+++ Source data

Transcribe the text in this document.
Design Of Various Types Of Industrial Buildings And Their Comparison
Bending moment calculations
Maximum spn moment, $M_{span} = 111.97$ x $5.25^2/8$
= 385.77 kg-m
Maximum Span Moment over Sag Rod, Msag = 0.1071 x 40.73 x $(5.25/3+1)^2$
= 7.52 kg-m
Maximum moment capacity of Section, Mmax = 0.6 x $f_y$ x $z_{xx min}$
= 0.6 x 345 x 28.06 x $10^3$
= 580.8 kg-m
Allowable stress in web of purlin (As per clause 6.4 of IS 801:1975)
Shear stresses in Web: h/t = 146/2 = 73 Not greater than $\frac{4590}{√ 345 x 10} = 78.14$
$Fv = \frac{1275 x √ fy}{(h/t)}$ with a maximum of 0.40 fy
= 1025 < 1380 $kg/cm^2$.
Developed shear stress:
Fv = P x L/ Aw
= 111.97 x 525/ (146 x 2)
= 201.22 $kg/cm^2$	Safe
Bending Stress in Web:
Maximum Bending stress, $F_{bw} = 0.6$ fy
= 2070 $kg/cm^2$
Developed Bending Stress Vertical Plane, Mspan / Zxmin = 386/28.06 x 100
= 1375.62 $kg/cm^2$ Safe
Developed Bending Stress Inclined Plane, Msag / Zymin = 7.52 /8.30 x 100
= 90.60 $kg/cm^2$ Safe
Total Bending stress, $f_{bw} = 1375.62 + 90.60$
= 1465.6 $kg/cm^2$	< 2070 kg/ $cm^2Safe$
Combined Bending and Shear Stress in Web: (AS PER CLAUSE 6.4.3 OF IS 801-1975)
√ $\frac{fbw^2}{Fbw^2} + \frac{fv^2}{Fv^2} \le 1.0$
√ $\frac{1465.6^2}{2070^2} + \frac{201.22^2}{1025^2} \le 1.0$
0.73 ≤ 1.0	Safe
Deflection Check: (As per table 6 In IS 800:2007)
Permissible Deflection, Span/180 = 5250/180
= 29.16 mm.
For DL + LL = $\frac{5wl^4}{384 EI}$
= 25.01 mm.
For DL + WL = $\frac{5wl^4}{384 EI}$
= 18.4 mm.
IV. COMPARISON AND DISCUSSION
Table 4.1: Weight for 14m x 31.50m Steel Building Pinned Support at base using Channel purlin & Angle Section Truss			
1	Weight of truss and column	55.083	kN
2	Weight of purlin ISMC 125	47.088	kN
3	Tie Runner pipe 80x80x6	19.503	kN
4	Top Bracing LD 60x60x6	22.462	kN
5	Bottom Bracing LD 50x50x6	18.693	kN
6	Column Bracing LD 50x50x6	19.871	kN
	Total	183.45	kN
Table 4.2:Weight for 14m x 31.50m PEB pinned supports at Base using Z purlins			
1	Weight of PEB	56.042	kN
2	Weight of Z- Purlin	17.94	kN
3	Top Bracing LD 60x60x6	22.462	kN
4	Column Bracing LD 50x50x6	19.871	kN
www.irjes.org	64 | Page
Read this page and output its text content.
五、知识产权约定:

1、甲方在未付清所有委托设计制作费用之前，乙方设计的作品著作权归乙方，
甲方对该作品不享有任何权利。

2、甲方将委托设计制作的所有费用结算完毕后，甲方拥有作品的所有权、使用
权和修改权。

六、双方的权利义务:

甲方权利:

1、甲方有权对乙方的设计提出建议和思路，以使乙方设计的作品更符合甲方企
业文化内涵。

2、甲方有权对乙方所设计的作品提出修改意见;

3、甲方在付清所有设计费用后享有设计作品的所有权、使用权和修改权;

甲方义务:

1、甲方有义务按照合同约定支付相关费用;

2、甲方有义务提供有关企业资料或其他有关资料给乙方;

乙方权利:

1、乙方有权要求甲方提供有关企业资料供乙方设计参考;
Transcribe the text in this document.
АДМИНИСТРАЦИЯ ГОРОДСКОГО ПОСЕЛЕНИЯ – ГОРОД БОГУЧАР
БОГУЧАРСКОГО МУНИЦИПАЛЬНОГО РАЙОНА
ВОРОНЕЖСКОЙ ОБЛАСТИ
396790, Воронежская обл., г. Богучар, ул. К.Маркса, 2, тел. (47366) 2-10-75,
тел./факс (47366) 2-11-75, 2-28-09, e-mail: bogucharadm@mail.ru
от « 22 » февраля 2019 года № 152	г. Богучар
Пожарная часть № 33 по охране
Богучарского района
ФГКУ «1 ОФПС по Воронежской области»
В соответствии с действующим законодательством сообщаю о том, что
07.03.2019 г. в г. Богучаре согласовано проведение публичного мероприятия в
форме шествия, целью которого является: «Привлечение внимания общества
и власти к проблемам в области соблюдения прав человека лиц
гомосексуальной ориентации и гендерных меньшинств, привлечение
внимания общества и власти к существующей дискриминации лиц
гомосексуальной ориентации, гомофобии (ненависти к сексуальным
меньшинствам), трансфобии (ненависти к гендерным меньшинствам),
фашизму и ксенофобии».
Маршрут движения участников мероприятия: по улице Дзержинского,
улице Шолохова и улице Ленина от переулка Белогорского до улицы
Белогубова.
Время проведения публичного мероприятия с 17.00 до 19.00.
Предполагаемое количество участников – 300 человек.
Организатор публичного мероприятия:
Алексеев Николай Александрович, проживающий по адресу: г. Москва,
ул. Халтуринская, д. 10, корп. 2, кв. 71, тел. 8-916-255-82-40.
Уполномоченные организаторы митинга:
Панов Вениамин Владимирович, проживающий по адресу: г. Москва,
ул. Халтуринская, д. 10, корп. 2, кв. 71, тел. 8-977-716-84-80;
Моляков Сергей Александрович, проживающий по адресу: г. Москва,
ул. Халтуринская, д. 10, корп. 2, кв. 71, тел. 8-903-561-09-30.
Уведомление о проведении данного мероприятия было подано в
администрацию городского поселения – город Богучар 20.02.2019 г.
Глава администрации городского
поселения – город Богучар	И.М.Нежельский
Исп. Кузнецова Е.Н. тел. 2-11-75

++++++

__Required work__. Repeat the entries exactly, all of them.

__Response to this task__.
Transcribe the text in this document.
Design Of Various Types Of Industrial Buildings And Their Comparison
Bending moment calculations
Maximum spn moment, $M_{span} = 111.97$ x $5.25^2/8$
= 385.77 kg-m
Maximum Span Moment over Sag Rod, Msag = 0.1071 x 40.73 x $(5.25/3+1)^2$
= 7.52 kg-m
Maximum moment capacity of Section, Mmax = 0.6 x $f_y$ x $z_{xx min}$
= 0.6 x 345 x 28.06 x $10^3$
= 580.8 kg-m
Allowable stress in web of purlin (As per clause 6.4 of IS 801:1975)
Shear stresses in Web: h/t = 146/2 = 73 Not greater than $\frac{4590}{√ 345 x 10} = 78.14$
$Fv = \frac{1275 x √ fy}{(h/t)}$ with a maximum of 0.40 fy
= 1025 < 1380 $kg/cm^2$.
Developed shear stress:
Fv = P x L/ Aw
= 111.97 x 525/ (146 x 2)
= 201.22 $kg/cm^2$	Safe
Bending Stress in Web:
Maximum Bending stress, $F_{bw} = 0.6$ fy
= 2070 $kg/cm^2$
Developed Bending Stress Vertical Plane, Mspan / Zxmin = 386/28.06 x 100
= 1375.62 $kg/cm^2$ Safe
Developed Bending Stress Inclined Plane, Msag / Zymin = 7.52 /8.30 x 100
= 90.60 $kg/cm^2$ Safe
Total Bending stress, $f_{bw} = 1375.62 + 90.60$
= 1465.6 $kg/cm^2$	< 2070 kg/ $cm^2Safe$
Combined Bending and Shear Stress in Web: (AS PER CLAUSE 6.4.3 OF IS 801-1975)
√ $\frac{fbw^2}{Fbw^2} + \frac{fv^2}{Fv^2} \le 1.0$
√ $\frac{1465.6^2}{2070^2} + \frac{201.22^2}{1025^2} \le 1.0$
0.73 ≤ 1.0	Safe
Deflection Check: (As per table 6 In IS 800:2007)
Permissible Deflection, Span/180 = 5250/180
= 29.16 mm.
For DL + LL = $\frac{5wl^4}{384 EI}$
= 25.01 mm.
For DL + WL = $\frac{5wl^4}{384 EI}$
= 18.4 mm.
IV. COMPARISON AND DISCUSSION
Table 4.1: Weight for 14m x 31.50m Steel Building Pinned Support at base using Channel purlin & Angle Section Truss			
1	Weight of truss and column	55.083	kN
2	Weight of purlin ISMC 125	47.088	kN
3	Tie Runner pipe 80x80x6	19.503	kN
4	Top Bracing LD 60x60x6	22.462	kN
5	Bottom Bracing LD 50x50x6	18.693	kN
6	Column Bracing LD 50x50x6	19.871	kN
	Total	183.45	kN
Table 4.2:Weight for 14m x 31.50m PEB pinned supports at Base using Z purlins			
1	Weight of PEB	56.042	kN
2	Weight of Z- Purlin	17.94	kN
3	Top Bracing LD 60x60x6	22.462	kN
4	Column Bracing LD 50x50x6	19.871	kN
www.irjes.org	64 | Page
Read this page and output its text content.
五、知识产权约定:

1、甲方在未付清所有委托设计制作费用之前，乙方设计的作品著作权归乙方，
甲方对该作品不享有任何权利。

2、甲方将委托设计制作的所有费用结算完毕后，甲方拥有作品的所有权、使用
权和修改权。

六、双方的权利义务:

甲方权利:

1、甲方有权对乙方的设计提出建议和思路，以使乙方设计的作品更符合甲方企
业文化内涵。

2、甲方有权对乙方所设计的作品提出修改意见;

3、甲方在付清所有设计费用后享有设计作品的所有权、使用权和修改权;

甲方义务:

1、甲方有义务按照合同约定支付相关费用;

2、甲方有义务提供有关企业资料或其他有关资料给乙方;

乙方权利:

1、乙方有权要求甲方提供有关企业资料供乙方设计参考;
Transcribe the text in this document.
АДМИНИСТРАЦИЯ ГОРОДСКОГО ПОСЕЛЕНИЯ – ГОРОД БОГУЧАР
БОГУЧАРСКОГО МУНИЦИПАЛЬНОГО РАЙОНА
ВОРОНЕЖСКОЙ ОБЛАСТИ
396790, Воронежская обл., г. Богучар, ул. К.Маркса, 2, тел. (47366) 2-10-75,
тел./факс (47366) 2-11-75, 2-28-09, e-mail: bogucharadm@mail.ru
от « 22 » февраля 2019 года № 152	г. Богучар
Пожарная часть № 33 по охране
Богучарского района
ФГКУ «1 ОФПС по Воронежской области»
В соответствии с действующим законодательством сообщаю о том, что
07.03.2019 г. в г. Богучаре согласовано проведение публичного мероприятия в
форме шествия, целью которого является: «Привлечение внимания общества
и власти к проблемам в области соблюдения прав человека лиц
гомосексуальной ориентации и гендерных меньшинств, привлечение
внимания общества и власти к существующей дискриминации лиц
гомосексуальной ориентации, гомофобии (ненависти к сексуальным
меньшинствам), трансфобии (ненависти к гендерным меньшинствам),
фашизму и ксенофобии».
Маршрут движения участников мероприятия: по улице Дзержинского,
улице Шолохова и улице Ленина от переулка Белогорского до улицы
Белогубова.
Время проведения публичного мероприятия с 17.00 до 19.00.
Предполагаемое количество участников – 300 человек.
Организатор публичного мероприятия:
Алексеев Николай Александрович, проживающий по адресу: г. Москва,
ул. Халтуринская, д. 10, корп. 2, кв. 71, тел. 8-916-255-82-40.
Уполномоченные организаторы митинга:
Панов Вениамин Владимирович, проживающий по адресу: г. Москва,
ул. Халтуринская, д. 10, корп. 2, кв. 71, тел. 8-977-716-84-80;
Моляков Сергей Александрович, проживающий по адресу: г. Москва,
ул. Халтуринская, д. 10, корп. 2, кв. 71, тел. 8-903-561-09-30.
Уведомление о проведении данного мероприятия было подано в
администрацию городского поселения – город Богучар 20.02.2019 г.
Глава администрации городского
поселения – город Богучар	И.М.Нежельский
Исп. Кузнецова Е.Н. тел. 2-11-75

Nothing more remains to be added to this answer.